> [REQUEST]:
Type out the records that follow, exactly as given.
>> START GIVEN DATA
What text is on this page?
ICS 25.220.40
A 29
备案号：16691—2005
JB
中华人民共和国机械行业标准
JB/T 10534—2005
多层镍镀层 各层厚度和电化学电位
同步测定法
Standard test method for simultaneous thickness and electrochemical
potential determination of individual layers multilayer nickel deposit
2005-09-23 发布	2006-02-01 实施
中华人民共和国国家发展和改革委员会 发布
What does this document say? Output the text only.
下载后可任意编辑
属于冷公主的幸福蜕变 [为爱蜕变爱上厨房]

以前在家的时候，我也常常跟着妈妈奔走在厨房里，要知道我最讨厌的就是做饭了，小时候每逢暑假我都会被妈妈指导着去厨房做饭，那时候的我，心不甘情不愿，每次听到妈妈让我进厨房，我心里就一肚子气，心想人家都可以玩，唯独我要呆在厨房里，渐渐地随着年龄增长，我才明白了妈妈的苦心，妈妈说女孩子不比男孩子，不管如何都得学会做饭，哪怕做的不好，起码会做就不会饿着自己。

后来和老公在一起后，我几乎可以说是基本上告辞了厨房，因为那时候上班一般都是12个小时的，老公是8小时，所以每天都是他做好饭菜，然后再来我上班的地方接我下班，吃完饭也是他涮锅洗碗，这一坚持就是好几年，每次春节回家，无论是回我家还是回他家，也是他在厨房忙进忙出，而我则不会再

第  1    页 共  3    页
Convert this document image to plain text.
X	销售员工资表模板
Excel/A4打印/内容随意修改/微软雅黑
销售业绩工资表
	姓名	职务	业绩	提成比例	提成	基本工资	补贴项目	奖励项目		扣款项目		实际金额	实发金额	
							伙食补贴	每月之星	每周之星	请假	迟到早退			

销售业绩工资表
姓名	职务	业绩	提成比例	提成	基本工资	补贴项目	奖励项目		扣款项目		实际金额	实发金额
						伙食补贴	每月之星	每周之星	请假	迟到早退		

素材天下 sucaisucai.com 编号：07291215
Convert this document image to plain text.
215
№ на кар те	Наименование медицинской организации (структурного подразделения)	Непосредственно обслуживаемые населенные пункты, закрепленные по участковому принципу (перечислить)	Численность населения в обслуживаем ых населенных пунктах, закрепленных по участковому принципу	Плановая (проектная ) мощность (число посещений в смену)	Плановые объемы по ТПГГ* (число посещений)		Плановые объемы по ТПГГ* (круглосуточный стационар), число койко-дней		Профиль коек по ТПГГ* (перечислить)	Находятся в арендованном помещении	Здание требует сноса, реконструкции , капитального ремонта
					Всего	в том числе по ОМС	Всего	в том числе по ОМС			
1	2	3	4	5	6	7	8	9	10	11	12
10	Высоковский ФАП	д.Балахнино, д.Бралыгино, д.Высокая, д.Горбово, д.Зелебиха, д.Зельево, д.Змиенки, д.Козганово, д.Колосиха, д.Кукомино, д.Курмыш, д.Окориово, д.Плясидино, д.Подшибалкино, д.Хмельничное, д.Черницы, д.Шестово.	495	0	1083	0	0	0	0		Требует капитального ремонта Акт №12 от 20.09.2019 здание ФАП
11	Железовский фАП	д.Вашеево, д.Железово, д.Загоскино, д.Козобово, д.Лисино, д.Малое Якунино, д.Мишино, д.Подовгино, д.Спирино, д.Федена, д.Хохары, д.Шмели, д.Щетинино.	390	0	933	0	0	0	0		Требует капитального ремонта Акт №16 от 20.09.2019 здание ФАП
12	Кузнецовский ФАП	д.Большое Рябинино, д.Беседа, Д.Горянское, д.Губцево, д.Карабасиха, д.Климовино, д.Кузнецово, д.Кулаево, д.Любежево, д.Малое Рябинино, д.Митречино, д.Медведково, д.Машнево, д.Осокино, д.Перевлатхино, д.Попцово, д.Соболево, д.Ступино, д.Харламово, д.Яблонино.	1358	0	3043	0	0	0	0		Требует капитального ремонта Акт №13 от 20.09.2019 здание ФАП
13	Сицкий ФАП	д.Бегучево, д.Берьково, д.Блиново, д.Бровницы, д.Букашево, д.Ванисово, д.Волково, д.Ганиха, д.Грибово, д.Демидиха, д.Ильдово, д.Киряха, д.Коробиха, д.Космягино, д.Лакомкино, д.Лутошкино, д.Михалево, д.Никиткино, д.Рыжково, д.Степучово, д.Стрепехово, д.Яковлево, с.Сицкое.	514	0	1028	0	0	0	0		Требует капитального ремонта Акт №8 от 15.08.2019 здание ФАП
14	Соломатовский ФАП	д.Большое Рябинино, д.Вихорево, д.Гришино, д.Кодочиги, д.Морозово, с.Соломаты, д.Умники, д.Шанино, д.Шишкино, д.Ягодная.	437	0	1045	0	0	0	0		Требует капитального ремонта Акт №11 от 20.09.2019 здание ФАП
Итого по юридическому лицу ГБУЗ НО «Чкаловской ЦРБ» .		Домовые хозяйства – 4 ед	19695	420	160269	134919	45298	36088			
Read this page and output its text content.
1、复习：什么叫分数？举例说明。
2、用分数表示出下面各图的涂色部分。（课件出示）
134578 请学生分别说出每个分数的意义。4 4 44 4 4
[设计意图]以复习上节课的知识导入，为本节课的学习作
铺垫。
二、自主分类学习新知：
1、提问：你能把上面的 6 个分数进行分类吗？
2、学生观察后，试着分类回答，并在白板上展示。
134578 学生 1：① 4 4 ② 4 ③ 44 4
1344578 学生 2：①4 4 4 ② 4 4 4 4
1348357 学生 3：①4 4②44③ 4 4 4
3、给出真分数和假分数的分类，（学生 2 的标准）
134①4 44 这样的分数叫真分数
>> END GIVEN DATA
> [FULL RESPONSE]:
What text is on this page?
ICS 25.220.40
A 29
备案号：16691—2005
JB
中华人民共和国机械行业标准
JB/T 10534—2005
多层镍镀层 各层厚度和电化学电位
同步测定法
Standard test method for simultaneous thickness and electrochemical
potential determination of individual layers multilayer nickel deposit
2005-09-23 发布	2006-02-01 实施
中华人民共和国国家发展和改革委员会 发布
What does this document say? Output the text only.
下载后可任意编辑
属于冷公主的幸福蜕变 [为爱蜕变爱上厨房]

以前在家的时候，我也常常跟着妈妈奔走在厨房里，要知道我最讨厌的就是做饭了，小时候每逢暑假我都会被妈妈指导着去厨房做饭，那时候的我，心不甘情不愿，每次听到妈妈让我进厨房，我心里就一肚子气，心想人家都可以玩，唯独我要呆在厨房里，渐渐地随着年龄增长，我才明白了妈妈的苦心，妈妈说女孩子不比男孩子，不管如何都得学会做饭，哪怕做的不好，起码会做就不会饿着自己。

后来和老公在一起后，我几乎可以说是基本上告辞了厨房，因为那时候上班一般都是12个小时的，老公是8小时，所以每天都是他做好饭菜，然后再来我上班的地方接我下班，吃完饭也是他涮锅洗碗，这一坚持就是好几年，每次春节回家，无论是回我家还是回他家，也是他在厨房忙进忙出，而我则不会再

第  1    页 共  3    页
Convert this document image to plain text.
X	销售员工资表模板
Excel/A4打印/内容随意修改/微软雅黑
销售业绩工资表
	姓名	职务	业绩	提成比例	提成	基本工资	补贴项目	奖励项目		扣款项目		实际金额	实发金额	
							伙食补贴	每月之星	每周之星	请假	迟到早退			

销售业绩工资表
姓名	职务	业绩	提成比例	提成	基本工资	补贴项目	奖励项目		扣款项目		实际金额	实发金额
						伙食补贴	每月之星	每周之星	请假	迟到早退		

素材天下 sucaisucai.com 编号：07291215
Convert this document image to plain text.
215
№ на кар те	Наименование медицинской организации (структурного подразделения)	Непосредственно обслуживаемые населенные пункты, закрепленные по участковому принципу (перечислить)	Численность населения в обслуживаем ых населенных пунктах, закрепленных по участковому принципу	Плановая (проектная ) мощность (число посещений в смену)	Плановые объемы по ТПГГ* (число посещений)		Плановые объемы по ТПГГ* (круглосуточный стационар), число койко-дней		Профиль коек по ТПГГ* (перечислить)	Находятся в арендованном помещении	Здание требует сноса, реконструкции , капитального ремонта
					Всего	в том числе по ОМС	Всего	в том числе по ОМС			
1	2	3	4	5	6	7	8	9	10	11	12
10	Высоковский ФАП	д.Балахнино, д.Бралыгино, д.Высокая, д.Горбово, д.Зелебиха, д.Зельево, д.Змиенки, д.Козганово, д.Колосиха, д.Кукомино, д.Курмыш, д.Окориово, д.Плясидино, д.Подшибалкино, д.Хмельничное, д.Черницы, д.Шестово.	495	0	1083	0	0	0	0		Требует капитального ремонта Акт №12 от 20.09.2019 здание ФАП
11	Железовский фАП	д.Вашеево, д.Железово, д.Загоскино, д.Козобово, д.Лисино, д.Малое Якунино, д.Мишино, д.Подовгино, д.Спирино, д.Федена, д.Хохары, д.Шмели, д.Щетинино.	390	0	933	0	0	0	0		Требует капитального ремонта Акт №16 от 20.09.2019 здание ФАП
12	Кузнецовский ФАП	д.Большое Рябинино, д.Беседа, Д.Горянское, д.Губцево, д.Карабасиха, д.Климовино, д.Кузнецово, д.Кулаево, д.Любежево, д.Малое Рябинино, д.Митречино, д.Медведково, д.Машнево, д.Осокино, д.Перевлатхино, д.Попцово, д.Соболево, д.Ступино, д.Харламово, д.Яблонино.	1358	0	3043	0	0	0	0		Требует капитального ремонта Акт №13 от 20.09.2019 здание ФАП
13	Сицкий ФАП	д.Бегучево, д.Берьково, д.Блиново, д.Бровницы, д.Букашево, д.Ванисово, д.Волково, д.Ганиха, д.Грибово, д.Демидиха, д.Ильдово, д.Киряха, д.Коробиха, д.Космягино, д.Лакомкино, д.Лутошкино, д.Михалево, д.Никиткино, д.Рыжково, д.Степучово, д.Стрепехово, д.Яковлево, с.Сицкое.	514	0	1028	0	0	0	0		Требует капитального ремонта Акт №8 от 15.08.2019 здание ФАП
14	Соломатовский ФАП	д.Большое Рябинино, д.Вихорево, д.Гришино, д.Кодочиги, д.Морозово, с.Соломаты, д.Умники, д.Шанино, д.Шишкино, д.Ягодная.	437	0	1045	0	0	0	0		Требует капитального ремонта Акт №11 от 20.09.2019 здание ФАП
Итого по юридическому лицу ГБУЗ НО «Чкаловской ЦРБ» .		Домовые хозяйства – 4 ед	19695	420	160269	134919	45298	36088			
Read this page and output its text content.
1、复习：什么叫分数？举例说明。
2、用分数表示出下面各图的涂色部分。（课件出示）
134578 请学生分别说出每个分数的意义。4 4 44 4 4
[设计意图]以复习上节课的知识导入，为本节课的学习作
铺垫。
二、自主分类学习新知：
1、提问：你能把上面的 6 个分数进行分类吗？
2、学生观察后，试着分类回答，并在白板上展示。
134578 学生 1：① 4 4 ② 4 ③ 44 4
1344578 学生 2：①4 4 4 ② 4 4 4 4
1348357 学生 3：①4 4②44③ 4 4 4
3、给出真分数和假分数的分类，（学生 2 的标准）
134①4 44 这样的分数叫真分数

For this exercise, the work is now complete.